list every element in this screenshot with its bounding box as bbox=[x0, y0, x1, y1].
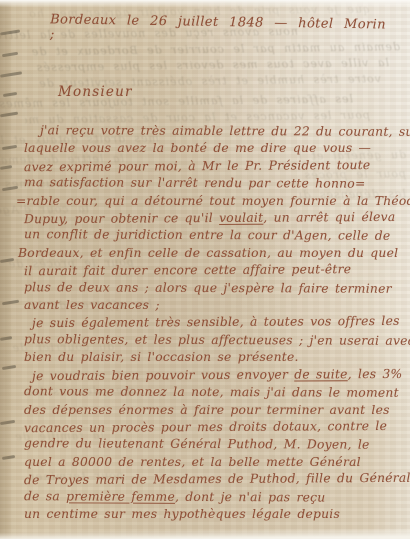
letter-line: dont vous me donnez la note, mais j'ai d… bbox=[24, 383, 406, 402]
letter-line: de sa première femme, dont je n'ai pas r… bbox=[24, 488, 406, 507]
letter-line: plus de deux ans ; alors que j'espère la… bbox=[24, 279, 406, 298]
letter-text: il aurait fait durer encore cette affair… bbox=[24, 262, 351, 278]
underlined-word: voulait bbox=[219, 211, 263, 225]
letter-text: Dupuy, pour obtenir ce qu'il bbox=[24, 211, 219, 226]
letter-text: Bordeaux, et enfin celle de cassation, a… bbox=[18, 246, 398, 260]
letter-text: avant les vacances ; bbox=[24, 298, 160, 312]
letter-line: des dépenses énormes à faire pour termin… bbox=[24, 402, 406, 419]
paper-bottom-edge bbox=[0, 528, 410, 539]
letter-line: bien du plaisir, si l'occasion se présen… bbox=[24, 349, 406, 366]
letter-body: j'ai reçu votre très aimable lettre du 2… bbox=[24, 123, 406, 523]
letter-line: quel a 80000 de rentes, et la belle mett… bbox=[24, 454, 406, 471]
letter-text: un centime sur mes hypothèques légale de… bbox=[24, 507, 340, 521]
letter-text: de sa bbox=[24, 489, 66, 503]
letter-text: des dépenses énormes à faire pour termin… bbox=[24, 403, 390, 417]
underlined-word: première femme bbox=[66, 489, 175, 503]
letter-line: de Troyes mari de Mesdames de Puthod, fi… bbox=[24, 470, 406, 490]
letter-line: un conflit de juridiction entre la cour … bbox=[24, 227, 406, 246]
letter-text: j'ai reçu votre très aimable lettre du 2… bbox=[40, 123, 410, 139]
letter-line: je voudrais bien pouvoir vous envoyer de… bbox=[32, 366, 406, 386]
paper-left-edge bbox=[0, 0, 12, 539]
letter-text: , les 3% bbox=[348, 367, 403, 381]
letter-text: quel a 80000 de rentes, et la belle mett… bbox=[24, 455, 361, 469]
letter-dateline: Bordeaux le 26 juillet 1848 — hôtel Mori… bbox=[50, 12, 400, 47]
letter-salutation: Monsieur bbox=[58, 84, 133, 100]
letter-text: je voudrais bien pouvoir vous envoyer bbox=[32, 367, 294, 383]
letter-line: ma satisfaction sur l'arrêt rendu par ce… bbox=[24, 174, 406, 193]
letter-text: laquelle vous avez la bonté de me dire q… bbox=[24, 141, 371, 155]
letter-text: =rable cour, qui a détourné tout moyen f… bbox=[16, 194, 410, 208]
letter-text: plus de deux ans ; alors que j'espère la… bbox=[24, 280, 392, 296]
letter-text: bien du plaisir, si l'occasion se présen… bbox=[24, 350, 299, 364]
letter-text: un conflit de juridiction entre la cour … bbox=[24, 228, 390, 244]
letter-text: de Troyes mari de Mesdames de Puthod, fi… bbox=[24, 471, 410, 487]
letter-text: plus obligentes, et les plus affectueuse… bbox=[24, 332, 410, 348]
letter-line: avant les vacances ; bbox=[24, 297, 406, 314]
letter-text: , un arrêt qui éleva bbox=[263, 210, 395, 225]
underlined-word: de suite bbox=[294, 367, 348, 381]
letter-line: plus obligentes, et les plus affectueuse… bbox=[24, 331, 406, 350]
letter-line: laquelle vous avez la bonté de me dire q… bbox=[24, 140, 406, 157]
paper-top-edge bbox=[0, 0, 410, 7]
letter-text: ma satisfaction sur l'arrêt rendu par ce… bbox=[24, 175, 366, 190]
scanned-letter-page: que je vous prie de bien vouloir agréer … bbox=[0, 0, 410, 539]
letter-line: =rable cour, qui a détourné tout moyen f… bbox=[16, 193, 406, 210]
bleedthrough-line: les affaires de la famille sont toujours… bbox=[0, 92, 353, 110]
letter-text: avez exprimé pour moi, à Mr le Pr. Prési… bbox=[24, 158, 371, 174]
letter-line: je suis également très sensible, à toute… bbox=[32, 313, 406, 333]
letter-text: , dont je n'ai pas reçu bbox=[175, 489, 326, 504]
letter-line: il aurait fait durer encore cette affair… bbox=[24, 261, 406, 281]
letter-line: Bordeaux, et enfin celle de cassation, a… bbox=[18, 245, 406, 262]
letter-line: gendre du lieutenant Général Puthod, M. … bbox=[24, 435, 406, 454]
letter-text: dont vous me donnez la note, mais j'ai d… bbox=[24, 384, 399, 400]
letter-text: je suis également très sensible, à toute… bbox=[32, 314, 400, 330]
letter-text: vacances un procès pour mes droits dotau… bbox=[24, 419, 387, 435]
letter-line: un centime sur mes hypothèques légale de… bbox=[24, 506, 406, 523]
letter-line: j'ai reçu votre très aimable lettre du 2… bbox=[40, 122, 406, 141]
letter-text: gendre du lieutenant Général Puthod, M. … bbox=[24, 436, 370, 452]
========================================================================
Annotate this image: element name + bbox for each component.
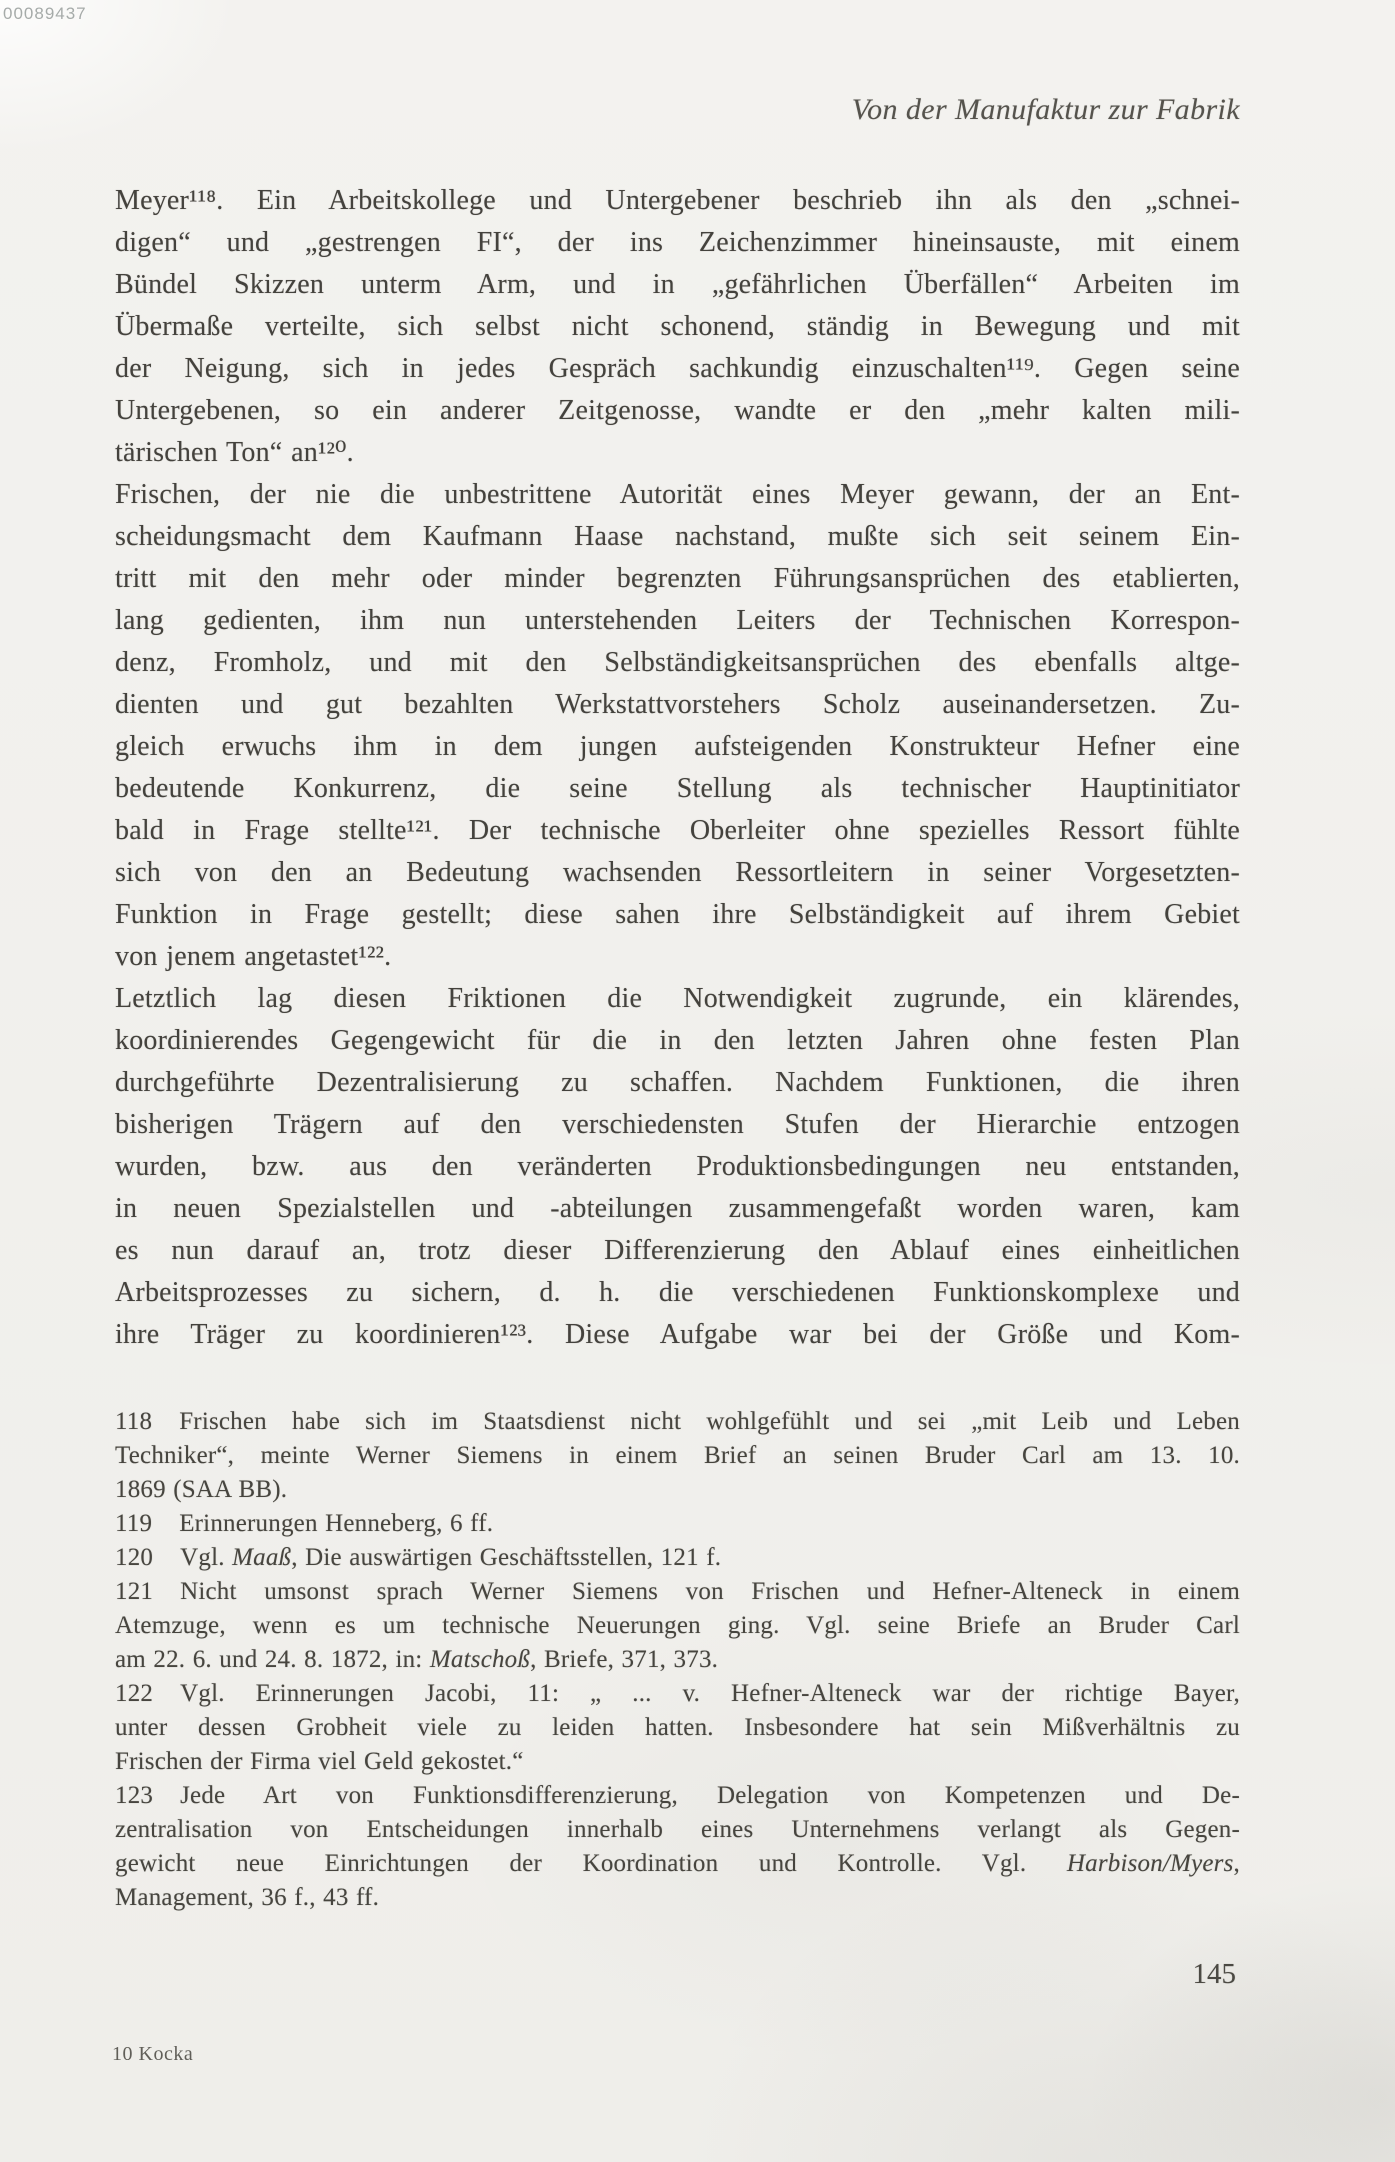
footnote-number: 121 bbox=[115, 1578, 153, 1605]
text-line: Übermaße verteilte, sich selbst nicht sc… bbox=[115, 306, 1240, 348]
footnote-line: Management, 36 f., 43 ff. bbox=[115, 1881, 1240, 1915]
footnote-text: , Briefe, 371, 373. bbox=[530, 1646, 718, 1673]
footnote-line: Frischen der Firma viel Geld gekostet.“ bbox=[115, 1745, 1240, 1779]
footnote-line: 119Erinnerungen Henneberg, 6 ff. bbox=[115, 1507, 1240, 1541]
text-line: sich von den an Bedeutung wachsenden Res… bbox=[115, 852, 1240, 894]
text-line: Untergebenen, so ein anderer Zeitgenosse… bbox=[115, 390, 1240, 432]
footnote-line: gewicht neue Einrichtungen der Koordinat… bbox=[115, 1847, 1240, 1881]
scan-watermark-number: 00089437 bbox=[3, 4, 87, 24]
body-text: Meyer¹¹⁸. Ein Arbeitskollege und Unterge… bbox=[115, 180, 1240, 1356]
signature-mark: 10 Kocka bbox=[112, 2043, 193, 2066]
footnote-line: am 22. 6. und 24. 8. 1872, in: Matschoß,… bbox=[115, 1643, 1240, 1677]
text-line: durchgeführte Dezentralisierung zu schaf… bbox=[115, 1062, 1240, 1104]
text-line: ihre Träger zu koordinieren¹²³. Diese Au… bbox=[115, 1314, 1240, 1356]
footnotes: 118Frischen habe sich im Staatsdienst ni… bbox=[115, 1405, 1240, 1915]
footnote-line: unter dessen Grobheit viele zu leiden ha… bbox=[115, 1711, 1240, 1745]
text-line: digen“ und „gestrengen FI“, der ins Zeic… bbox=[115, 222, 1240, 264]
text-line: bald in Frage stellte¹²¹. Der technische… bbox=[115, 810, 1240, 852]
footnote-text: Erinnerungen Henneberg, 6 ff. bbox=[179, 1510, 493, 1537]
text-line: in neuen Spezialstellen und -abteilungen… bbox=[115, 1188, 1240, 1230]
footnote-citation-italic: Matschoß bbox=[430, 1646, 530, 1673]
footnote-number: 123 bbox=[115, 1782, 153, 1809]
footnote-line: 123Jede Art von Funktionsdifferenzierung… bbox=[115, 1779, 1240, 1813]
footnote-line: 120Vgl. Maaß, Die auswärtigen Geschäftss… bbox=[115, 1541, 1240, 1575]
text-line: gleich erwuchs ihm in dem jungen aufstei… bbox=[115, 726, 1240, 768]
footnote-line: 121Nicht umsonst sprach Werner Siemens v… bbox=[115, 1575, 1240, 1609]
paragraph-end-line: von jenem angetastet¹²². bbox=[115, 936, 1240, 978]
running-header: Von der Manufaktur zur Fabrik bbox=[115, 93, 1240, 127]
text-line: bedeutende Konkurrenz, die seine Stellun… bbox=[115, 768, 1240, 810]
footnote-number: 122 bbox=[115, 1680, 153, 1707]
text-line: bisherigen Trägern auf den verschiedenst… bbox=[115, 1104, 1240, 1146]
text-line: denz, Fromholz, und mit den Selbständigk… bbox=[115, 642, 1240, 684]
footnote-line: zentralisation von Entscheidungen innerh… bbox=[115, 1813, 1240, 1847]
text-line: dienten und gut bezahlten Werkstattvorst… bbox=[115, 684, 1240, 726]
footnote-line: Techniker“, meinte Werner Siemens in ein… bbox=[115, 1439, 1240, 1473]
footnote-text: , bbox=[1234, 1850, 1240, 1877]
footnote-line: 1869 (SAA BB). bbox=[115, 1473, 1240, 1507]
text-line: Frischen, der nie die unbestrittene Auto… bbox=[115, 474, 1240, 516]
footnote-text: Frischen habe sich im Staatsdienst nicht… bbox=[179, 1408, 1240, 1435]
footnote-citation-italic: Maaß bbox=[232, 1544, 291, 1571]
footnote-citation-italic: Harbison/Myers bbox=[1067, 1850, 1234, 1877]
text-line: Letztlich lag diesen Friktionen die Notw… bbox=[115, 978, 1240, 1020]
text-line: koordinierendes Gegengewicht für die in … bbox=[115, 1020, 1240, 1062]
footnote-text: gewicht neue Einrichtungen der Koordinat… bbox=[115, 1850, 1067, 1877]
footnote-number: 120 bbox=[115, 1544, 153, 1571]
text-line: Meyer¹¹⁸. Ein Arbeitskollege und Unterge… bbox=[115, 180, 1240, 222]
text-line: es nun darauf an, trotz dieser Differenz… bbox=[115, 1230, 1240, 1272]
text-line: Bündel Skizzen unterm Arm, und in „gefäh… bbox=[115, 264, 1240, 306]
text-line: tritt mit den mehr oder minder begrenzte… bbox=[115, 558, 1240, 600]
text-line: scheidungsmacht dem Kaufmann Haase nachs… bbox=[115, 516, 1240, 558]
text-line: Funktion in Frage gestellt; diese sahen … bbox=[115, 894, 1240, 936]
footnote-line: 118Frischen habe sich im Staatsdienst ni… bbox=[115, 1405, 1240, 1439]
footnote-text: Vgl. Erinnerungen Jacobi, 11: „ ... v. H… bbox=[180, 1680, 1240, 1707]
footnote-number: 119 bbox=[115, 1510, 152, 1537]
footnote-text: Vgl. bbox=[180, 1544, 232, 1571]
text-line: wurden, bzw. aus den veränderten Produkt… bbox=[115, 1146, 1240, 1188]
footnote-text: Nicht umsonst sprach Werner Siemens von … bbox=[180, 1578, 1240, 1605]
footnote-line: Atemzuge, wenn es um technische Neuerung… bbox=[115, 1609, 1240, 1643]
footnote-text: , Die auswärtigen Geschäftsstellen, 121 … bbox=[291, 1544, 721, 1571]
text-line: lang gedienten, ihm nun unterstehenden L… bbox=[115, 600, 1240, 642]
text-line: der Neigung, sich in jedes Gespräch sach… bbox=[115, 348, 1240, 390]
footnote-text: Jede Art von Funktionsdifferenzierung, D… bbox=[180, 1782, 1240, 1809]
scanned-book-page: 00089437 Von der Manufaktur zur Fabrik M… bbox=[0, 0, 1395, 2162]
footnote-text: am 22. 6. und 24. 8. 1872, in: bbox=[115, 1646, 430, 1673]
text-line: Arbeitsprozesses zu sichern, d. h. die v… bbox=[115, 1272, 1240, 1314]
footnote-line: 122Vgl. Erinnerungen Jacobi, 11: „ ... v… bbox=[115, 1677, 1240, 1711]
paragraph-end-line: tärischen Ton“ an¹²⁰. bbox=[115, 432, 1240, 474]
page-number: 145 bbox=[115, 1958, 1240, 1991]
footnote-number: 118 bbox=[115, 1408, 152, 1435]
========================================================================
Render the records from the line with "footnote-number: 121 bbox=[115, 1578, 153, 1605]" to the line with "text-line: Untergebenen, so", both included, as a JSON list of strings with one string per line and blank lines omitted.

_RESPONSE FOR THIS EXERCISE_.
[
  "footnote-number: 121 bbox=[115, 1578, 153, 1605]",
  "text-line: Übermaße verteilte, sich selbst nicht sc… bbox=[115, 306, 1240, 348]",
  "footnote-line: Management, 36 f., 43 ff. bbox=[115, 1881, 1240, 1915]",
  "footnote-text: , Briefe, 371, 373. bbox=[530, 1646, 718, 1673]",
  "footnote-line: Frischen der Firma viel Geld gekostet.“ bbox=[115, 1745, 1240, 1779]",
  "footnote-line: 119Erinnerungen Henneberg, 6 ff. bbox=[115, 1507, 1240, 1541]",
  "text-line: sich von den an Bedeutung wachsenden Res… bbox=[115, 852, 1240, 894]",
  "text-line: Untergebenen, so ein anderer Zeitgenosse… bbox=[115, 390, 1240, 432]"
]